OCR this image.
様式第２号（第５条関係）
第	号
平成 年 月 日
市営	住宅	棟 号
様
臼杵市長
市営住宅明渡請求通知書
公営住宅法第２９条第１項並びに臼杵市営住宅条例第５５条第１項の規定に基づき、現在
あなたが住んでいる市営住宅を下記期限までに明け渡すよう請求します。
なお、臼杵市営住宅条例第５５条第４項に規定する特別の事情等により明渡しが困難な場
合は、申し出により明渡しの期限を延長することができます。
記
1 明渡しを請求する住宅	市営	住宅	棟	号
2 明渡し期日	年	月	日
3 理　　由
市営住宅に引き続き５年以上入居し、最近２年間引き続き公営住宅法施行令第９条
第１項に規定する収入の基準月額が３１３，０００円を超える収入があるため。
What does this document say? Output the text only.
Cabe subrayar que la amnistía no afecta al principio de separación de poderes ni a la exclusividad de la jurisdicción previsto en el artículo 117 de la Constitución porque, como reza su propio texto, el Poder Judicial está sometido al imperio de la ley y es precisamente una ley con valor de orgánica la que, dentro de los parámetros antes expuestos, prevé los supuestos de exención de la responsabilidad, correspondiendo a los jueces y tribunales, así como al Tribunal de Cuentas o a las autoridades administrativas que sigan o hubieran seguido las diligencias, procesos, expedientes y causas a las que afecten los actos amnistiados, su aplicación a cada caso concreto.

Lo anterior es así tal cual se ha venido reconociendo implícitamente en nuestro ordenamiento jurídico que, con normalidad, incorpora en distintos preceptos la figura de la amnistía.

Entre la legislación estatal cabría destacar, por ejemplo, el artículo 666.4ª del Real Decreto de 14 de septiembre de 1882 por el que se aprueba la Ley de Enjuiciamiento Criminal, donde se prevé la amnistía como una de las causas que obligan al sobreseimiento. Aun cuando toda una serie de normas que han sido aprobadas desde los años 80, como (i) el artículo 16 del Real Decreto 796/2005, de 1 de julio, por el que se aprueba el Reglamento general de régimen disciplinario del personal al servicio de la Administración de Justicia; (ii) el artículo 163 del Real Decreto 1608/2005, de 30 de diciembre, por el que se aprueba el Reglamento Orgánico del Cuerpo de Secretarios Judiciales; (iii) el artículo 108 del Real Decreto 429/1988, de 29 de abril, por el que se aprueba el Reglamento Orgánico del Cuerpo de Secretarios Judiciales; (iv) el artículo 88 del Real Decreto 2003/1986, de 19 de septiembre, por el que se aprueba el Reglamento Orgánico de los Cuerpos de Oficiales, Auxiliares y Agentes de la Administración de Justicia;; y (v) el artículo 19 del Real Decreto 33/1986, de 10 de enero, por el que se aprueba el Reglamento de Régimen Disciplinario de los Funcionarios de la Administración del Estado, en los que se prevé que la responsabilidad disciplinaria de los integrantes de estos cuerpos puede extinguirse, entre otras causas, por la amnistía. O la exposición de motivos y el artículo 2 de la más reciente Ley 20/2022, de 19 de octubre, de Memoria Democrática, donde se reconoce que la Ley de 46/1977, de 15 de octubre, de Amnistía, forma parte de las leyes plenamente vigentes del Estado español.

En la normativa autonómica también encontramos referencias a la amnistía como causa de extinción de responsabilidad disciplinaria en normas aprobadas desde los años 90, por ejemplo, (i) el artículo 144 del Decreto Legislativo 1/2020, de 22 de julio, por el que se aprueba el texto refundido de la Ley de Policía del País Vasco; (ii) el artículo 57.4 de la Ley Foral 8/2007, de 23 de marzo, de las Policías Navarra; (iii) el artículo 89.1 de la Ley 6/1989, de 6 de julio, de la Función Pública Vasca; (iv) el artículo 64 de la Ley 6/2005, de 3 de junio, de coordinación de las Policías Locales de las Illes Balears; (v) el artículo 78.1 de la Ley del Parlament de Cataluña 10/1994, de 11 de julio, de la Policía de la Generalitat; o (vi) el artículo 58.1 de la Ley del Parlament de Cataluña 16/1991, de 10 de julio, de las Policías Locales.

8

◇ ◇ ◇ ◇ ◇

*What is needed*: Reproduce the data, keeping every line exactly the same.

*Result of the task*:
OCR this image.
様式第２号（第５条関係）
第	号
平成 年 月 日
市営	住宅	棟 号
様
臼杵市長
市営住宅明渡請求通知書
公営住宅法第２９条第１項並びに臼杵市営住宅条例第５５条第１項の規定に基づき、現在
あなたが住んでいる市営住宅を下記期限までに明け渡すよう請求します。
なお、臼杵市営住宅条例第５５条第４項に規定する特別の事情等により明渡しが困難な場
合は、申し出により明渡しの期限を延長することができます。
記
1 明渡しを請求する住宅	市営	住宅	棟	号
2 明渡し期日	年	月	日
3 理　　由
市営住宅に引き続き５年以上入居し、最近２年間引き続き公営住宅法施行令第９条
第１項に規定する収入の基準月額が３１３，０００円を超える収入があるため。
What does this document say? Output the text only.
Cabe subrayar que la amnistía no afecta al principio de separación de poderes ni a la exclusividad de la jurisdicción previsto en el artículo 117 de la Constitución porque, como reza su propio texto, el Poder Judicial está sometido al imperio de la ley y es precisamente una ley con valor de orgánica la que, dentro de los parámetros antes expuestos, prevé los supuestos de exención de la responsabilidad, correspondiendo a los jueces y tribunales, así como al Tribunal de Cuentas o a las autoridades administrativas que sigan o hubieran seguido las diligencias, procesos, expedientes y causas a las que afecten los actos amnistiados, su aplicación a cada caso concreto.

Lo anterior es así tal cual se ha venido reconociendo implícitamente en nuestro ordenamiento jurídico que, con normalidad, incorpora en distintos preceptos la figura de la amnistía.

Entre la legislación estatal cabría destacar, por ejemplo, el artículo 666.4ª del Real Decreto de 14 de septiembre de 1882 por el que se aprueba la Ley de Enjuiciamiento Criminal, donde se prevé la amnistía como una de las causas que obligan al sobreseimiento. Aun cuando toda una serie de normas que han sido aprobadas desde los años 80, como (i) el artículo 16 del Real Decreto 796/2005, de 1 de julio, por el que se aprueba el Reglamento general de régimen disciplinario del personal al servicio de la Administración de Justicia; (ii) el artículo 163 del Real Decreto 1608/2005, de 30 de diciembre, por el que se aprueba el Reglamento Orgánico del Cuerpo de Secretarios Judiciales; (iii) el artículo 108 del Real Decreto 429/1988, de 29 de abril, por el que se aprueba el Reglamento Orgánico del Cuerpo de Secretarios Judiciales; (iv) el artículo 88 del Real Decreto 2003/1986, de 19 de septiembre, por el que se aprueba el Reglamento Orgánico de los Cuerpos de Oficiales, Auxiliares y Agentes de la Administración de Justicia;; y (v) el artículo 19 del Real Decreto 33/1986, de 10 de enero, por el que se aprueba el Reglamento de Régimen Disciplinario de los Funcionarios de la Administración del Estado, en los que se prevé que la responsabilidad disciplinaria de los integrantes de estos cuerpos puede extinguirse, entre otras causas, por la amnistía. O la exposición de motivos y el artículo 2 de la más reciente Ley 20/2022, de 19 de octubre, de Memoria Democrática, donde se reconoce que la Ley de 46/1977, de 15 de octubre, de Amnistía, forma parte de las leyes plenamente vigentes del Estado español.

En la normativa autonómica también encontramos referencias a la amnistía como causa de extinción de responsabilidad disciplinaria en normas aprobadas desde los años 90, por ejemplo, (i) el artículo 144 del Decreto Legislativo 1/2020, de 22 de julio, por el que se aprueba el texto refundido de la Ley de Policía del País Vasco; (ii) el artículo 57.4 de la Ley Foral 8/2007, de 23 de marzo, de las Policías Navarra; (iii) el artículo 89.1 de la Ley 6/1989, de 6 de julio, de la Función Pública Vasca; (iv) el artículo 64 de la Ley 6/2005, de 3 de junio, de coordinación de las Policías Locales de las Illes Balears; (v) el artículo 78.1 de la Ley del Parlament de Cataluña 10/1994, de 11 de julio, de la Policía de la Generalitat; o (vi) el artículo 58.1 de la Ley del Parlament de Cataluña 16/1991, de 10 de julio, de las Policías Locales.

8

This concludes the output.